Collected data:

┄┄┄┄┄┄┄┄┄┄┄┄┄┄┄┄┄┄┄┄

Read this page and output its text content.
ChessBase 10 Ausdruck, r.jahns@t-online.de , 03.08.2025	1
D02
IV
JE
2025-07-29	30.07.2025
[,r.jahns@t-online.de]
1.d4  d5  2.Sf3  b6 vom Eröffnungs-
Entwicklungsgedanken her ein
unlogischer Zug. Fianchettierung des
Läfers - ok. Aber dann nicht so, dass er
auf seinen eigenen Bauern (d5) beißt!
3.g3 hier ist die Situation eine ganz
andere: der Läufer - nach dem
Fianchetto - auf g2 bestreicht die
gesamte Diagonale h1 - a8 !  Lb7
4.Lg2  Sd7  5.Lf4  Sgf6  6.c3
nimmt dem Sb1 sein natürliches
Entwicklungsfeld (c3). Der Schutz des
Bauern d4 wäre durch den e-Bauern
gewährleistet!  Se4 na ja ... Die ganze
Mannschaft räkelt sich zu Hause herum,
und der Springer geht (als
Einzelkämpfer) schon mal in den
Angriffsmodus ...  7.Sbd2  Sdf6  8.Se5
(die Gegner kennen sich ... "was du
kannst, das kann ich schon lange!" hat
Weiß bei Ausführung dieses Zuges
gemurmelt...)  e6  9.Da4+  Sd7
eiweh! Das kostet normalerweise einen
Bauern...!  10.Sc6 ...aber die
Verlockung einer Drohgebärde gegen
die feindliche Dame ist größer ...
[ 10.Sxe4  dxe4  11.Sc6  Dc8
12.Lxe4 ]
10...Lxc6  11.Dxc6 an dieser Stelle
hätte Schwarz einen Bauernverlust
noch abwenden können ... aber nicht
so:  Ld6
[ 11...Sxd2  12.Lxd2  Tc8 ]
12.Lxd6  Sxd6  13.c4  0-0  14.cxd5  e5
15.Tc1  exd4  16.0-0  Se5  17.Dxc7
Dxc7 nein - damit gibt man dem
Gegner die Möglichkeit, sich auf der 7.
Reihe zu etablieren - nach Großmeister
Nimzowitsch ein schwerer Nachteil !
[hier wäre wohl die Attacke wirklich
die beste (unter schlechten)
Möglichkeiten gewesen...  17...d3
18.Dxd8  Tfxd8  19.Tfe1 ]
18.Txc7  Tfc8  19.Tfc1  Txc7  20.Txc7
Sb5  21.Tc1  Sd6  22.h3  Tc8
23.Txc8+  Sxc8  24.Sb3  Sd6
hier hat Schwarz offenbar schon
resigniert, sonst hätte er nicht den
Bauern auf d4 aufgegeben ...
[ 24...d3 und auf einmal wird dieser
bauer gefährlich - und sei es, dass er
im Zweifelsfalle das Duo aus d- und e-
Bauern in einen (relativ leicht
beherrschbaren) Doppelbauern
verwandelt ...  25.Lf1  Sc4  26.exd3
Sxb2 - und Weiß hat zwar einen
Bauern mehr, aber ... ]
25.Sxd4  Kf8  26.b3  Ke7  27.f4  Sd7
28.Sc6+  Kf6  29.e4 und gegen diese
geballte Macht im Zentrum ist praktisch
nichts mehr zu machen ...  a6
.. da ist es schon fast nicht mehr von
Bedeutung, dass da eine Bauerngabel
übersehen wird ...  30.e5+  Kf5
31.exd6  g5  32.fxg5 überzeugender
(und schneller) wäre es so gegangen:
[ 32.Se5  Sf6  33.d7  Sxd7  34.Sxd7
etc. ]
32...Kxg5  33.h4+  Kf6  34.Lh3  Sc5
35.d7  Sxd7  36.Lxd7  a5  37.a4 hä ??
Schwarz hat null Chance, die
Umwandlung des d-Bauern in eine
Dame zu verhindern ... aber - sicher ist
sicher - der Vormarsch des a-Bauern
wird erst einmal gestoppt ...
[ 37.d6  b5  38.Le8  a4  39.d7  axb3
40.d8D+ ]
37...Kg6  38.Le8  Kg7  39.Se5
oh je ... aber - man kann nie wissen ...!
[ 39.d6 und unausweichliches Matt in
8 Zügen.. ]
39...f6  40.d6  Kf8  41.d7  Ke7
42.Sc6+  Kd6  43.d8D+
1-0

┄┄┄┄┄┄┄┄┄┄┄┄┄┄┄┄┄┄┄┄

How many of the listing's lines contain "mehr"? Respond with a single number and nothing else.

3